● **TEXTO DADO**:
==================================================
Camus, el hombre rebelde
La hija del escritor recupera en un álbum fotográfico, «Solitario y solidario», su trayectoria intelectual y biográfica. «Solitario y solidario». Catherine Camus. ediciones plataforma. 206 páginas 45 euros.
El hombre que afirmó «un escritor por definición, no puede ponerse hoy al servicio de los que hacen la Historia; está al servicio de los que la sufren», ¿qué pensaría de una Europa que, por unos ajustes, permite que los centros educativos en Grecia no puedan encender este invierno las calefacciones en las aulas? ¿Que en el Viejo Continente haya gente que se suicida por miedo al desahucio? ¿O que se consienta que los derechos sociales retrocedan hasta el punto de que Portugal abarate el coste del despido a doce días? ¿O cómo está evolucionando la Primavera Árabe?
Albert Camus murió en un accidente de tráfico el 4 de enero de 1960. Tenía 46 años y, como afirmó Bernard-Henri Levy en un artículo que le dedicó en el cincuenta aniversario de su muerte, todavía no había visto la guerra de Bosnia, ni la caída del muro de Berlín ni el conflicto civil de la Argelia durante la década de los noventa, tres aspectos esenciales, porque él participó en la resistencia durante la Segunda Guerra Mundial, criticó con firmeza los totalitarismos y mantuvo una posición muy clara respecto al colonialismo.
==================================================
● **DATOS PROPORCIONADOS**:

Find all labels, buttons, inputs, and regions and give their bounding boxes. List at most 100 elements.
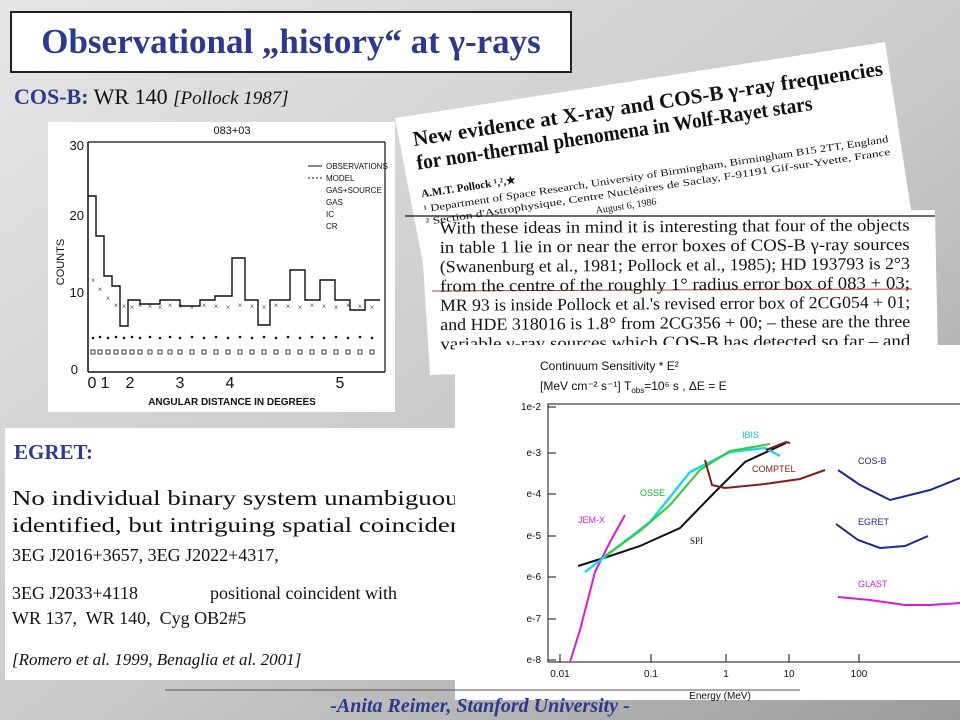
==================================================
● **QUÉ REDACTAR**: Prosigue el texto sobre Albert Camus desde el punto en que se detiene. Para resolver esto no hace falta consultar las líneas.

● **RESPUESTA DEL EJERCICIO**:
El autor de «La peste», que nació en Argelia –era un «pied-noir», igual que su amigo Jean Daniel, uno de los fundadores de «Nouvel Observateur», condición que en más de una ocasión le subrayaron con intenciones diversas–, caminó por el sendero de las ideas sin apartarse del camino de los hombres. Por eso, en su madurez, todavía recordaba esa nostalgia de la orilla mediterránea en la que creció y que añoraría en tantas ocasiones, demostrando así que no era sólo un intelectual abstracto, sino también de lo tangible y lo sensorial. «Viví, hace mucho, durante ocho días colmado con los bienes de este mundo; dormíamos al raso en una playa, me alimentaba con fruta y me pasaba la mitad del día en unas aguas desiertas», escribió en el prólogo de «El revés y el derecho». Su hija, Catherine, le recuerda ahora en «Solitario y solidario» (Plataforma editorial), que repasa su trayectoria intelectual a través de este álbum fotográfico. «La vida es cambio, duda, contradicción. Una vida es entusiasmo. Él era la vida misma», escribe sobre él en la introducción. Y unos renglones más abajo, recoge unas palabras de su padre: «Nadie puede morir en paz si no ha hecho todo lo posible para que los otros vivan». Albert Camus era el compromiso con los hombres, con sus luchas, pero en beligerancia y oposición con las dictaduras de las ideologías y las revoluciones, por muy justas que sean, si conllevan derramamiento de sangre. Herbert R. Lottman, en su biografía del autor, relata, entre otros asuntos, cómo Camus, tras los primeros meses que siguieron a la liberación, terminó oponiéndose a la pena de muerte que se dictaba contra los colaboracionistas (un tema, precisamente, que le enfrentaría, a través del diario «Combat», con François Mauriac, que escribía desde una oposición contraria en «Le Figaro»). Su aversión hacia el castigo capital procedía, al parecer, de un relato que dejó su padre, que presenció un ajusticiamiento. Una lección que nunca olvidaría.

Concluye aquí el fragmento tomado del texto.